▸ **SET TASK**: Answer with a single number: how many lines in the listing below include "ylabel"?

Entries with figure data
++++++++

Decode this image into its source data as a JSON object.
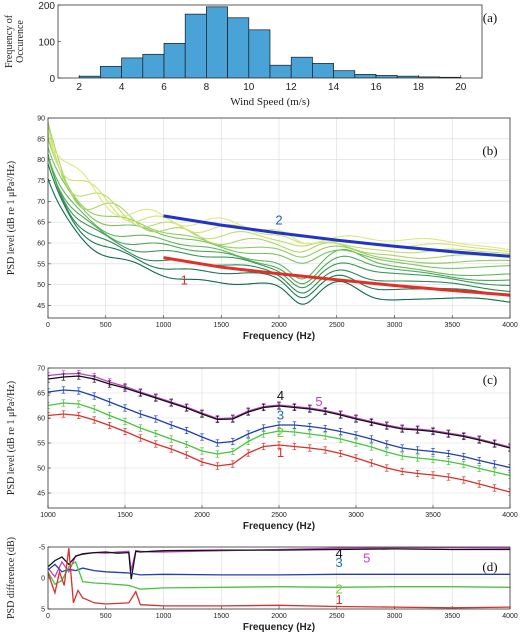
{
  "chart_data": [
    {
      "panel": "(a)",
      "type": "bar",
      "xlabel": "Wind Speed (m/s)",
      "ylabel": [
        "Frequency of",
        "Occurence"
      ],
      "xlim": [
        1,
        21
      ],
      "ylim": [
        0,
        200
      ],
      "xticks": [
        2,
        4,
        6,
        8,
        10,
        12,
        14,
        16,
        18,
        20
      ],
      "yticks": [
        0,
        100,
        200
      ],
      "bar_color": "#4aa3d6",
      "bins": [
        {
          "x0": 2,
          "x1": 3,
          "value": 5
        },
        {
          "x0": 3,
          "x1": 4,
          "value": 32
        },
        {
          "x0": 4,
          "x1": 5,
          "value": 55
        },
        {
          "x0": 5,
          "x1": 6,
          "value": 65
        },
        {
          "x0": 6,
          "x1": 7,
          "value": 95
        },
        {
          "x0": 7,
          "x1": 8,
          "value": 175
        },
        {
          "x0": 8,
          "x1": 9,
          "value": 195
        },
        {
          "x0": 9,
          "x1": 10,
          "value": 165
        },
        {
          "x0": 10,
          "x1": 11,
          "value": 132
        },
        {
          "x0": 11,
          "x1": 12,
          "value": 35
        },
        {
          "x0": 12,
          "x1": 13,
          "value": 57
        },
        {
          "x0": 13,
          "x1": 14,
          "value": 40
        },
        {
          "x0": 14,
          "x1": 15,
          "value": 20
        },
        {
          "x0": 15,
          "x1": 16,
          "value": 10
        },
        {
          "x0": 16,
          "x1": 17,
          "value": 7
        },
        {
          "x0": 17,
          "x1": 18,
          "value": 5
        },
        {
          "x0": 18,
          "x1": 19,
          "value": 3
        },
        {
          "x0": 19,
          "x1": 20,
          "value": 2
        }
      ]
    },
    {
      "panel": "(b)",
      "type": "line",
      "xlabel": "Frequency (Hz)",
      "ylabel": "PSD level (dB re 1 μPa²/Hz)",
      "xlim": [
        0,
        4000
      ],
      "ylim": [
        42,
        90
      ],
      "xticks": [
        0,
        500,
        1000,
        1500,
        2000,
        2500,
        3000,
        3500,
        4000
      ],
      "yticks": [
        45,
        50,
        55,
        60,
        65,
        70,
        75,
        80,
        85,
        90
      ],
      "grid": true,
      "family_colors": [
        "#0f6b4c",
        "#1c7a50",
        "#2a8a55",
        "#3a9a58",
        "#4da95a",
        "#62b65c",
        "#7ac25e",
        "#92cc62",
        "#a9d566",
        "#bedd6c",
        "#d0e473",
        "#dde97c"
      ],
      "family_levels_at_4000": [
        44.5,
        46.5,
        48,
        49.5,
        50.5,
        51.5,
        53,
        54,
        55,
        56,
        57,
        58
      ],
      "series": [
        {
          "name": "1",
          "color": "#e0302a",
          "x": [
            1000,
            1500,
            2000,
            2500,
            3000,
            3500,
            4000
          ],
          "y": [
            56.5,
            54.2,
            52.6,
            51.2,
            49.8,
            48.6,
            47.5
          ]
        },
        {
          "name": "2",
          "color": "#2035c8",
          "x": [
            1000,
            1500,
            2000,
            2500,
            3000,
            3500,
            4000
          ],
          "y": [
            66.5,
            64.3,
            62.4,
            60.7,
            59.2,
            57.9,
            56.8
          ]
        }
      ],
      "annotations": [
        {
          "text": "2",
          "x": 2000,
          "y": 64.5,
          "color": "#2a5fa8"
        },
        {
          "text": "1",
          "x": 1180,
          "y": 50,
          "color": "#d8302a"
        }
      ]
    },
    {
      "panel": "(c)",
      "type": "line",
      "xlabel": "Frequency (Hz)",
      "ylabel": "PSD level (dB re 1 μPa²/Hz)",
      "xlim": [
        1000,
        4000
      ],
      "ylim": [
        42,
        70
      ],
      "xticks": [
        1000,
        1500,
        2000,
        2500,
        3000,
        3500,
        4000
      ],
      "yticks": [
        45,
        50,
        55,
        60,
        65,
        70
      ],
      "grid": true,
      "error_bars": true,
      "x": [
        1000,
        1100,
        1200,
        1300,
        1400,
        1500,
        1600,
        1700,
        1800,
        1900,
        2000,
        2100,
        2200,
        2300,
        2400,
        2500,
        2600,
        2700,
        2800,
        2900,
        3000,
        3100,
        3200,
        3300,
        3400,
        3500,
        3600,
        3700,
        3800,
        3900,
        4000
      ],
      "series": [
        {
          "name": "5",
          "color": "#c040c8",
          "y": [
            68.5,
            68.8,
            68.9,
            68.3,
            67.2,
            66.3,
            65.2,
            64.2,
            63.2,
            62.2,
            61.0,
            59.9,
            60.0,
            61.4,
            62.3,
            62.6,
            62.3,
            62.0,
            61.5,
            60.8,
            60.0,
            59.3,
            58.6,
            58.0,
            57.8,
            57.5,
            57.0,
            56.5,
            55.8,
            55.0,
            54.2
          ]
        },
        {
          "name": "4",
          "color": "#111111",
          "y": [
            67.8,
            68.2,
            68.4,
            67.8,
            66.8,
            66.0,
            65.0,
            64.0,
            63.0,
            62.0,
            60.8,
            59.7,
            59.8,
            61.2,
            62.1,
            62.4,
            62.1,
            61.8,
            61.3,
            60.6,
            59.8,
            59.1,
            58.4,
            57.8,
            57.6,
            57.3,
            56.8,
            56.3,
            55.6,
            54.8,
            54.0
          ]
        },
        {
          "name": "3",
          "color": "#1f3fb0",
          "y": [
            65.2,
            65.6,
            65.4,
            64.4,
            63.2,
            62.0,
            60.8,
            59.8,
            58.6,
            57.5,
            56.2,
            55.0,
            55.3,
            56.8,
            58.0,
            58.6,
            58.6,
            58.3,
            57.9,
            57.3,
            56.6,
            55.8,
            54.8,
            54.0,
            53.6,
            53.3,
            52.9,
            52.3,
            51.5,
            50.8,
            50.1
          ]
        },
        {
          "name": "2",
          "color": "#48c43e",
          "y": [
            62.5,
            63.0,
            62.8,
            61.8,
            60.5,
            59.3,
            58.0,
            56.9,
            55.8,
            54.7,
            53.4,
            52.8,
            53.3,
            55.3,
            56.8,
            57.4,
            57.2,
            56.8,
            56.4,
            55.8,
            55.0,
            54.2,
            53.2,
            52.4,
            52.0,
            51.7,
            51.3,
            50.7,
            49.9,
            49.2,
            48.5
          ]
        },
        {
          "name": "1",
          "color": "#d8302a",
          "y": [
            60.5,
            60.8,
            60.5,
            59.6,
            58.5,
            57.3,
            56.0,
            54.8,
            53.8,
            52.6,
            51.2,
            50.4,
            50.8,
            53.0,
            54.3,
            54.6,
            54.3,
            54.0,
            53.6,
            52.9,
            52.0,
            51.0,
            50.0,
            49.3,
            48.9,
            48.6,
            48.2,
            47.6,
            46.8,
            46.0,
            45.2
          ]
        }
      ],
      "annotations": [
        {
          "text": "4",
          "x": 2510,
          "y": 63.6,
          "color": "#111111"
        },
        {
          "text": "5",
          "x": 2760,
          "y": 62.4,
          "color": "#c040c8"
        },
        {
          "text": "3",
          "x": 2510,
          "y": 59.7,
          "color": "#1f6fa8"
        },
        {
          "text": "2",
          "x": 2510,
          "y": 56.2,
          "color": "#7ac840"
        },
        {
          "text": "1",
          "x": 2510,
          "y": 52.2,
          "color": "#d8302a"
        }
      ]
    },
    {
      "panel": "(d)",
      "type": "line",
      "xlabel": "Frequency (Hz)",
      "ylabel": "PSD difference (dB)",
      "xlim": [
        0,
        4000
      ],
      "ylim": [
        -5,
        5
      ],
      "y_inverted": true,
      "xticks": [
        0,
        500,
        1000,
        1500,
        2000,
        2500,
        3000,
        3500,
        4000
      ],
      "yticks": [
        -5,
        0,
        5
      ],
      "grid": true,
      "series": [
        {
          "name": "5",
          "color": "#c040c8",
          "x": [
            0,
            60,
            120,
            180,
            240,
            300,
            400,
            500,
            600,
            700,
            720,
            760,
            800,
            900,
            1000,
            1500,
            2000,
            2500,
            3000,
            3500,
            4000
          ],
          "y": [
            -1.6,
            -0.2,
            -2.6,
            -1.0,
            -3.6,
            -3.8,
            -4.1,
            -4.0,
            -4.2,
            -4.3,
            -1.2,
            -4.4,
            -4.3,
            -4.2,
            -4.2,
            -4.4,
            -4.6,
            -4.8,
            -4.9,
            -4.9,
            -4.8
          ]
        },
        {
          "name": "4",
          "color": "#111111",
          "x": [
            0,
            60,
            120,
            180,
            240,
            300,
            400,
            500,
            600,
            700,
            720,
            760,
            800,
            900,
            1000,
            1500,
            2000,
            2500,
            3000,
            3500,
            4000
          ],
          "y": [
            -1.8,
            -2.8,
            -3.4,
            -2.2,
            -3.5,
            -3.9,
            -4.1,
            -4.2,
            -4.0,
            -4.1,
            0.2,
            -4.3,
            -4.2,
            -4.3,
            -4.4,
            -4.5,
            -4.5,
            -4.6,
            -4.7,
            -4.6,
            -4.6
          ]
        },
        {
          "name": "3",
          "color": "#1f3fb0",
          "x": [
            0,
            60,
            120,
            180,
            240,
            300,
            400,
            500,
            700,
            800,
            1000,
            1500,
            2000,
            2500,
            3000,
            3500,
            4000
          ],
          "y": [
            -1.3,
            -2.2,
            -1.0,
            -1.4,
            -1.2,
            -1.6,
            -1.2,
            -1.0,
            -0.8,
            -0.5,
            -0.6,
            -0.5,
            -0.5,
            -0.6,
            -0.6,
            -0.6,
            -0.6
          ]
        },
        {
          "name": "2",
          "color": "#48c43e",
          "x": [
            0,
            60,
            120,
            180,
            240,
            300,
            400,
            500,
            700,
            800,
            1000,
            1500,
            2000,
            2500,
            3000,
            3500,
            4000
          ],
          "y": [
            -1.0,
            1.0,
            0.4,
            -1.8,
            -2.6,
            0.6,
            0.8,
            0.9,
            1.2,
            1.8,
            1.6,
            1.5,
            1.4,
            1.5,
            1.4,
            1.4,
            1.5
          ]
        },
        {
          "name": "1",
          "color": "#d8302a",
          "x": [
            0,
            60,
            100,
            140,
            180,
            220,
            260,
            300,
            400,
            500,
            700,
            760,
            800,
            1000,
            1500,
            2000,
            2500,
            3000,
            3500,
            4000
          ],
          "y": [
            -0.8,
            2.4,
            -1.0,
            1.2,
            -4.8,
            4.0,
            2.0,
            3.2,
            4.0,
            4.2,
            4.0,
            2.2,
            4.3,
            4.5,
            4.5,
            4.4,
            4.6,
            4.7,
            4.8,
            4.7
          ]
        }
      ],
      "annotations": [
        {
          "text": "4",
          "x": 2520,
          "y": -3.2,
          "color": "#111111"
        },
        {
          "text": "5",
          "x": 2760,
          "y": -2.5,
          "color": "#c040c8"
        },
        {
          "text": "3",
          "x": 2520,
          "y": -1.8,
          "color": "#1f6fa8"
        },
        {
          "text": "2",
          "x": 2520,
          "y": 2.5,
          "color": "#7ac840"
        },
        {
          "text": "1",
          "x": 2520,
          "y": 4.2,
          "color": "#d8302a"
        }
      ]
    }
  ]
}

++++++++

▸ **TASK RESPONSE**: 4